• Problem: Pick out the lines below that include the string "measure".

>> BEGIN

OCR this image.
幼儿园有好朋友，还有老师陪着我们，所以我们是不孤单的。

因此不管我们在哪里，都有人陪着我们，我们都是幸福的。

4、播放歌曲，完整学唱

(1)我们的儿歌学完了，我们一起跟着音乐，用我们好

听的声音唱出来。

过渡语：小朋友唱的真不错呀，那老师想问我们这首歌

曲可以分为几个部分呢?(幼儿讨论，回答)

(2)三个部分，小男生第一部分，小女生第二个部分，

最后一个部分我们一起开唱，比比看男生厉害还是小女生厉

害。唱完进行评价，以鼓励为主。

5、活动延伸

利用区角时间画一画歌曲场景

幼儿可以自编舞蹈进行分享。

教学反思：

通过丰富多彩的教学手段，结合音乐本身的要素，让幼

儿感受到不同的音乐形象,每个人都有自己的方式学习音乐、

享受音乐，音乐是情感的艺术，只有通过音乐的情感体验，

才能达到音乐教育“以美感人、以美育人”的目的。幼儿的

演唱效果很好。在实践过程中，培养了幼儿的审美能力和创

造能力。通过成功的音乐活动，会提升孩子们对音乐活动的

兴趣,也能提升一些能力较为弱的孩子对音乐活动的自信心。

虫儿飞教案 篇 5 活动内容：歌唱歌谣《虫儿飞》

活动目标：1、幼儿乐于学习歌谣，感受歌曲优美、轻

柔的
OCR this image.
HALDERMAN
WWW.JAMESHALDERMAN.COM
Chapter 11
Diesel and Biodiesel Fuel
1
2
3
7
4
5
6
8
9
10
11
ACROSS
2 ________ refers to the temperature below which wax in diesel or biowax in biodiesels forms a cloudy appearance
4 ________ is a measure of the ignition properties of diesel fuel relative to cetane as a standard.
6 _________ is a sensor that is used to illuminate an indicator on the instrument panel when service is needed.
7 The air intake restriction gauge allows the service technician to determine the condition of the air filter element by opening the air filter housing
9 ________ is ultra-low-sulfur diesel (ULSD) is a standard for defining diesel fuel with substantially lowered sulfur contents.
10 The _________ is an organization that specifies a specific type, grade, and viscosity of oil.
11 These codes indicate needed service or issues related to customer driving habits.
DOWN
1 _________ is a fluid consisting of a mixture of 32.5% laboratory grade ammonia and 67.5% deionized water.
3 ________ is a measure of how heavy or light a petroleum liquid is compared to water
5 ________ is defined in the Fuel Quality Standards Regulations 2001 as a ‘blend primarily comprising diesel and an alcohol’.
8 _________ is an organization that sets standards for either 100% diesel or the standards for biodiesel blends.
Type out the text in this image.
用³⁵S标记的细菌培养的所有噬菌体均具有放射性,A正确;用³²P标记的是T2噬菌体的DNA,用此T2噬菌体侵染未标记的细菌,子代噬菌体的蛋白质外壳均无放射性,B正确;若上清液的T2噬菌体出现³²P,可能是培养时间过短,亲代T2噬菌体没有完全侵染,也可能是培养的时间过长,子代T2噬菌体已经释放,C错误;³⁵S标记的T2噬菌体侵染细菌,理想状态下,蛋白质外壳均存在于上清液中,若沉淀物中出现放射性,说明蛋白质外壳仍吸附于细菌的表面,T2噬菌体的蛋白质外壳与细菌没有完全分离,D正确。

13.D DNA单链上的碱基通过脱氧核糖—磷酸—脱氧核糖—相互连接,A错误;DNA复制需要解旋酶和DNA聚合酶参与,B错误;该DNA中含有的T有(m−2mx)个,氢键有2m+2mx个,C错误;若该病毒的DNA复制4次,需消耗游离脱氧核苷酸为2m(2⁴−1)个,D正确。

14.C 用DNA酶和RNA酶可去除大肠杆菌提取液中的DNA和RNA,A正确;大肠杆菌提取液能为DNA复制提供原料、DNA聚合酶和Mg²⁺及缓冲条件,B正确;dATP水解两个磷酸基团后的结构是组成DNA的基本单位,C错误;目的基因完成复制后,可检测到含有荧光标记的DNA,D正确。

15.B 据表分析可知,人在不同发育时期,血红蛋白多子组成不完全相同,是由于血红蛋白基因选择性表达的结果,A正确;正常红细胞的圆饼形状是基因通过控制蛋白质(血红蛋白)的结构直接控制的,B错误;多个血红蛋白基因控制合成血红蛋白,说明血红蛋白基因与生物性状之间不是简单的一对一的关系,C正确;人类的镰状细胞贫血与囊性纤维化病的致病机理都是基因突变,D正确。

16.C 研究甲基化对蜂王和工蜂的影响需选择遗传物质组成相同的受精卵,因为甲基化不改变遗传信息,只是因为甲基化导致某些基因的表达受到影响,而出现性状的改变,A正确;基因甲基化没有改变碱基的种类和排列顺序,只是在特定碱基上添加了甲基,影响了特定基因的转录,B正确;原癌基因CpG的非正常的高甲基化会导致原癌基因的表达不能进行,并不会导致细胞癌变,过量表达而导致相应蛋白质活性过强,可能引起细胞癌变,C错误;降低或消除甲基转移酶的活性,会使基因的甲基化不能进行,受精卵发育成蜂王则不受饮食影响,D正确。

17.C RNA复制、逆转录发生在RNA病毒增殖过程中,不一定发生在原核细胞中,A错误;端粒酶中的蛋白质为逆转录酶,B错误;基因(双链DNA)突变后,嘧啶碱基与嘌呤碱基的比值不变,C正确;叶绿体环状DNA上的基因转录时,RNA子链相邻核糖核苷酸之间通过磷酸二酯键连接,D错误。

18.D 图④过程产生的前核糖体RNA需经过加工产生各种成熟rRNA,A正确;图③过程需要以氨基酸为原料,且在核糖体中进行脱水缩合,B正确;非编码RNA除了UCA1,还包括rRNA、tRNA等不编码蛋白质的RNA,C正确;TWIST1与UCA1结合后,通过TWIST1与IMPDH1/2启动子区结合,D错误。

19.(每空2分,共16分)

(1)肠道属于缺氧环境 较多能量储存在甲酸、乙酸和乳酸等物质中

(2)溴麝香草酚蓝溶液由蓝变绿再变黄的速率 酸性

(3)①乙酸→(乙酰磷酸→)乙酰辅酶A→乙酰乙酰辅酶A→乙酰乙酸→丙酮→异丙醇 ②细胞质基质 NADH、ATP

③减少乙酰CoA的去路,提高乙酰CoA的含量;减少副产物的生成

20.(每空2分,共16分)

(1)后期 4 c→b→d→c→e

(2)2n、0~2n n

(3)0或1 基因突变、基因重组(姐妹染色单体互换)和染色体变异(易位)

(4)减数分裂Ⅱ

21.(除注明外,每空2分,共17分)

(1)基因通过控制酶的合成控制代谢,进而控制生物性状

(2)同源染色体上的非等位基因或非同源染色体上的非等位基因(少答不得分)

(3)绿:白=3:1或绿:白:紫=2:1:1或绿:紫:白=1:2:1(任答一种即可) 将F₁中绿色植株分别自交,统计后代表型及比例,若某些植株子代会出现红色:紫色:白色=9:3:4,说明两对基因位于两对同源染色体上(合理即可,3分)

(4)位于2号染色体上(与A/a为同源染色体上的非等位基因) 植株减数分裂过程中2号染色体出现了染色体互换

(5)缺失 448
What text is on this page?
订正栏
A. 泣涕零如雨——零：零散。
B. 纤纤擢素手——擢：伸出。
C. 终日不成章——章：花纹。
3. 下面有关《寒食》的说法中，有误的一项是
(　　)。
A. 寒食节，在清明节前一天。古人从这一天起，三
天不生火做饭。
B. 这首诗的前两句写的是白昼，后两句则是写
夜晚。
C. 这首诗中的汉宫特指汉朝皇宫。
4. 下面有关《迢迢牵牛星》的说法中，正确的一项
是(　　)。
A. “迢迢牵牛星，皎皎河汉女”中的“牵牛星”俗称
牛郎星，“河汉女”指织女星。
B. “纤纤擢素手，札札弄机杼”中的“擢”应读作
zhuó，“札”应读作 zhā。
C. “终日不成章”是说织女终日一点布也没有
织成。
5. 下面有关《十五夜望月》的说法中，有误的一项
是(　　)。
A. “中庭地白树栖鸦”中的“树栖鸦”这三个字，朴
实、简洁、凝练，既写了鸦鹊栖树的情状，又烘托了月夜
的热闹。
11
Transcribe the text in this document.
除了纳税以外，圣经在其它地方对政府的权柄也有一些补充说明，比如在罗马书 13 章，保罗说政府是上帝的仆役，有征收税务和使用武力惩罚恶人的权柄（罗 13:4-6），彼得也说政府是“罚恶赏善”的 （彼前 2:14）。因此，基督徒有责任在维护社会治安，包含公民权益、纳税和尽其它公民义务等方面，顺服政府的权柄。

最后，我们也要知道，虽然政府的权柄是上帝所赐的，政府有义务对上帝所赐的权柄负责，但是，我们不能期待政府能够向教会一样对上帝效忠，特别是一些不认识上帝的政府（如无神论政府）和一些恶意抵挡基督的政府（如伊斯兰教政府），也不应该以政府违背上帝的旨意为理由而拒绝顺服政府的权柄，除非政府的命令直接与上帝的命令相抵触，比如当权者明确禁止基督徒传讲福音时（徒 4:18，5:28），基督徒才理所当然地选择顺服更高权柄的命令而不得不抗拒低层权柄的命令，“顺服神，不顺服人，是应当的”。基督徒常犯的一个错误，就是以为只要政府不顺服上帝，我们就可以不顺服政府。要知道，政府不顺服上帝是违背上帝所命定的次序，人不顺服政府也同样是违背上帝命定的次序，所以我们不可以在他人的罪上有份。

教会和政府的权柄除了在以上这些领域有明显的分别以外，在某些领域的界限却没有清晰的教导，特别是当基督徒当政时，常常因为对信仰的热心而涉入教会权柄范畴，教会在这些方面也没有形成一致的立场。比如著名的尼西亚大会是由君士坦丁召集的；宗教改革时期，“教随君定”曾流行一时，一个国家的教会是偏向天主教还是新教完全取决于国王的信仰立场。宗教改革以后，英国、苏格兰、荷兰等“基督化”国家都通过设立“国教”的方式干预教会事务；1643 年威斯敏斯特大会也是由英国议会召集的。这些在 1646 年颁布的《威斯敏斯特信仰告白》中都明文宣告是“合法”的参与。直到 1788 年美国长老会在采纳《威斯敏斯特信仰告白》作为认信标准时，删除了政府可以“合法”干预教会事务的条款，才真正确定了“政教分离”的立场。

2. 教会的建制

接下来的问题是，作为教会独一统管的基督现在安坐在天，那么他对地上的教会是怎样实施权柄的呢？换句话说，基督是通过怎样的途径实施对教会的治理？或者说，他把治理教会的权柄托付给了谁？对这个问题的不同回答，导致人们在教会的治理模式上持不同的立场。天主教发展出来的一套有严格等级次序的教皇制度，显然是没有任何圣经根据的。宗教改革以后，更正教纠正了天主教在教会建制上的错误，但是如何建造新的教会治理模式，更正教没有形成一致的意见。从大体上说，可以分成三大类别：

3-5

>> END

• Result of this task:
4 ________ is a measure of the ignition properties of diesel fuel relative to cetane as a standard.
3 ________ is a measure of how heavy or light a petroleum liquid is compared to water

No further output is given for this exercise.